■ **Passage shown**
##########
They have a bigger budget already! This program did not come anywhere near its enrollment goals. I don't know what the politicians ask for when a program is already failing to spend all the money its got... Mandatory Volunteers?
That's because the evil bankers forced -- forced! -- the downtrodden working class to take out mortgages that they should have known that they couldn't afford.
Predatory Loans!
Is this an improvement over when they were being evilly too restrictive, preventing people from getting homes just because of racism?
Irresponsible people: Damned if they do and damned if they don't (get a loan).
While there were some shady practices in lending before the bubble burst, I'm firmly of the belief that the tremendous pressure on lenders not to build in risk-based pricing or other risk-limiting measures on high credit-risk borrowers contributed to the mess.
There is no reason at all for the government to push home ownership or to meddle in borrowing. If lenders commit fraud, then that's actionable. But borrowers have to be sensible, too, and litigating or regulating away their stupidity is more than a little pointless.
It makes a whole lot more sense with mortgages (and student loans) to let the banks be restrictive on making loans to people unlikely to repay them. Either not making the loans at all or requiring higher interest rates, more security, etc.
re-defaulting at a rate of 46%
To a top man, that simply means 54% success!
When you're right 52% of the time...
Anyone else catch Barney Frank on tv yesterday criticizing the Republicans for not reforming Fannie Mae before 2006 when they had the chance because they controlled Congress? He's certainly half-true but I didn't catch him implicating his own role in it. Nor did the "journalist" questioning him say, "Now just a minute, Mr. Frank."
NYT: New Agency Proposed to Oversee Freddie Mac and Fannie Mae
The only way to teach dumb people not be be dumb is to let them experience the consequences of being dumb. It's best if this happens when people are young, because they have fewer assets at risk and more time to recover.
There's no point in teaching people who don't learn.
Oh, I think they've been taught. They just didn't learn what the politicians intended.
The ones that never learn wind up in prisons or cemeteries.
Or in positions of political power.
Politicians have learned how to work the system for the inside.
##########
■ **Given entries**
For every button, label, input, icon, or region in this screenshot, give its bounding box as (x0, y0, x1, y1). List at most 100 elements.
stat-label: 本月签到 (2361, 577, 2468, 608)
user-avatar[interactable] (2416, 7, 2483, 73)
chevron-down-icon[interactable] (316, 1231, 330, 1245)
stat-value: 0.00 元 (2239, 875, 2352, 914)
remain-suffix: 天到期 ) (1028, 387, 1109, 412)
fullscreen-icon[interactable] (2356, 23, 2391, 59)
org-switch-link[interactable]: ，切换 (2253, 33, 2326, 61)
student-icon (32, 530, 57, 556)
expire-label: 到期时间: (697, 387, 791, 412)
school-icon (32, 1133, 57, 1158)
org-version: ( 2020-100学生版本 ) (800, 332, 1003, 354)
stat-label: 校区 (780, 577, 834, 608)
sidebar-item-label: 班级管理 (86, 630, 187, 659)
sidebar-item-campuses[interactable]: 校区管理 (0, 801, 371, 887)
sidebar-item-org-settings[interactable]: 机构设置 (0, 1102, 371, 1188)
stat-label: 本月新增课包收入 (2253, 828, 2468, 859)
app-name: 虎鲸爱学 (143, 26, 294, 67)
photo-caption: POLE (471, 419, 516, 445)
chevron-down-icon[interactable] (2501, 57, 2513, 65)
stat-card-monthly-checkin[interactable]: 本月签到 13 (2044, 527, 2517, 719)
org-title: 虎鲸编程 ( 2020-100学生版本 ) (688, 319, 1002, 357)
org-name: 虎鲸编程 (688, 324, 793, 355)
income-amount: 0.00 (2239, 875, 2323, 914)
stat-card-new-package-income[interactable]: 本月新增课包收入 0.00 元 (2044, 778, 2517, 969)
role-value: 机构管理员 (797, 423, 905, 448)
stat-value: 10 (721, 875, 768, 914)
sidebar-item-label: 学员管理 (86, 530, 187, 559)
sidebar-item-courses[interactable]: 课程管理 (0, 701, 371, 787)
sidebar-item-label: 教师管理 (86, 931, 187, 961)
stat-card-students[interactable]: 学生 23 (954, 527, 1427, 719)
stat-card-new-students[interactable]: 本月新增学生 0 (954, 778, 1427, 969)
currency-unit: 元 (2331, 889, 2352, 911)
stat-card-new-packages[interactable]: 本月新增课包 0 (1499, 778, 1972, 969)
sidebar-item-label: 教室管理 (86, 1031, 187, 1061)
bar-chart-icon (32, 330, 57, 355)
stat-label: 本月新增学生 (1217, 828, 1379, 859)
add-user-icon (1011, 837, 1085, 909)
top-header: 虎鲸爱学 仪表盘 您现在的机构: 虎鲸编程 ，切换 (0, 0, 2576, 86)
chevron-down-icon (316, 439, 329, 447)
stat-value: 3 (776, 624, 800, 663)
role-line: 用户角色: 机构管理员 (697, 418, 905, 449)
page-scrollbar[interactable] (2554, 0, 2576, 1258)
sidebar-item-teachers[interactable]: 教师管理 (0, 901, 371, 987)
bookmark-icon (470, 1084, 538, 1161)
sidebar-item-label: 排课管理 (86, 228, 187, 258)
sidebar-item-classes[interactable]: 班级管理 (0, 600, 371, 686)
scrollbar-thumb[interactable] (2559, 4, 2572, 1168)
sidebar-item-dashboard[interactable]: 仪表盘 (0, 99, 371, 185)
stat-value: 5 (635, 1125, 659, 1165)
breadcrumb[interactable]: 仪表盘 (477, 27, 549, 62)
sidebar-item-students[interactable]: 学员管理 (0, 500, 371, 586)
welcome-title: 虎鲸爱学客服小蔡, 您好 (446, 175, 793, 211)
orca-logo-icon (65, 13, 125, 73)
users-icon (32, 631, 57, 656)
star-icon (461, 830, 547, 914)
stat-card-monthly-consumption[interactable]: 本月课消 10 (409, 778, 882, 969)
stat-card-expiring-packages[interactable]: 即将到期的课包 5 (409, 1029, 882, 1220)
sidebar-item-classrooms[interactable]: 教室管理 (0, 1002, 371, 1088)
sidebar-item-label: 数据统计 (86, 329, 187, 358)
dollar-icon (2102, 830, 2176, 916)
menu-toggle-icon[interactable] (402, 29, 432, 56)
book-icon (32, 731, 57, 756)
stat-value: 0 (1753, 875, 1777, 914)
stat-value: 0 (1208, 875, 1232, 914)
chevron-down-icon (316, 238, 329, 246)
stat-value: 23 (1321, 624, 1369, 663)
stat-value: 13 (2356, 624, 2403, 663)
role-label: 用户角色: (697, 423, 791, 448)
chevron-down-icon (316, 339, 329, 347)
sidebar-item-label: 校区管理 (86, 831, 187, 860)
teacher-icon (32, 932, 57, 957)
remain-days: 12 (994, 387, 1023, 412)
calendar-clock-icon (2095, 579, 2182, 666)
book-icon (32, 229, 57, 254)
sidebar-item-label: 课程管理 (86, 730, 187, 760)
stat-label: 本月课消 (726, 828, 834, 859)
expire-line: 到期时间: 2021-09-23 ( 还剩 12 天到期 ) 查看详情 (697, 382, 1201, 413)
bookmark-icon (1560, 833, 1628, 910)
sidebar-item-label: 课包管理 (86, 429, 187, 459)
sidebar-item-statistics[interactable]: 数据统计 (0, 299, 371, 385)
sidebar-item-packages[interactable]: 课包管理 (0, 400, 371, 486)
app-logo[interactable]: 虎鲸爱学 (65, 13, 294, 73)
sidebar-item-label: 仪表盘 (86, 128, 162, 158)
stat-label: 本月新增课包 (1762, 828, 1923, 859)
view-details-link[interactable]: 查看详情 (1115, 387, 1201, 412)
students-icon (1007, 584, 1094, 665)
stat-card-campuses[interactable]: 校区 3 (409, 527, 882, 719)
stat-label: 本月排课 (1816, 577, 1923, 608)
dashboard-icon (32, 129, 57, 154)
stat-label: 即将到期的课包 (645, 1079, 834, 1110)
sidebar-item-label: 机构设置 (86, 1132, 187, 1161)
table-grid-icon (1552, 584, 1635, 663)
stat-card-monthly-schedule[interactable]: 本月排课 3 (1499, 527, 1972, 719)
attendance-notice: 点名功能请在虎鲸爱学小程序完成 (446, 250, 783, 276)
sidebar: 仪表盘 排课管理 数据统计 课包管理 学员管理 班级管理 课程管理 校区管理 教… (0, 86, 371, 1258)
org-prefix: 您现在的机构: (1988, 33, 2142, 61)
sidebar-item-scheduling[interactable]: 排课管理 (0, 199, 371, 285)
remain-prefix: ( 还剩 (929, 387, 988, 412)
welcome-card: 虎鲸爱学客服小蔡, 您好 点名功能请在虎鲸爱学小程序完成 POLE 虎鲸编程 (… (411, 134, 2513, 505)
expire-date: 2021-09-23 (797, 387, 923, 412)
##########
■ **What to do**
1) List every percentage that appears in the comment thread on mortgage lending.
2) In the comment thread on mortgage lending, what did Barney Frank criticize the Republicans for?
3) Carry on the comment thread on mortgage lending, starting after its last comment.
None of the items is needed for this work.

■ **Answers to each task**
1) 46%, 54%, 52%

2) He criticized them for not reforming Fannie Mae before 2006, when they controlled Congress and had the chance.

3)
Yet they are insulated from the consequences of their decisions, so there's no need to learn from them.
The feedback loop is broken at election.
The feedback loop is broken at election.
This is tautologically true. Since there's no way to "undefault" once you have defaulted, any group of debt instruments is going to see the percentage of defaults increase the further you get from initiation.
I'm still waiting for someone to explain how it fits into the TEAM BLUE principles of "fairness" and "social justice" to use my tax dollars to bail out people who made bad financial decisions. I didn't borrow to the max, I have always had enough equity so that my mortgage has never been underwater, I have never missed a payment on my loan (an American Hero always pays his debts).
It's not fair that only the financially responsible own homes. Everyone deserrrves a piece of the American Dream.
If you never missed a payment on your loan, it just proves that you have Teh Privilege. Social justice means you should pay to help out people who don't have your privilege!
I refinanced my mortgage under HAMP last year. I could afford the old payments, but the new terms were going to save me a few hundred a month, and no way I was passing that up.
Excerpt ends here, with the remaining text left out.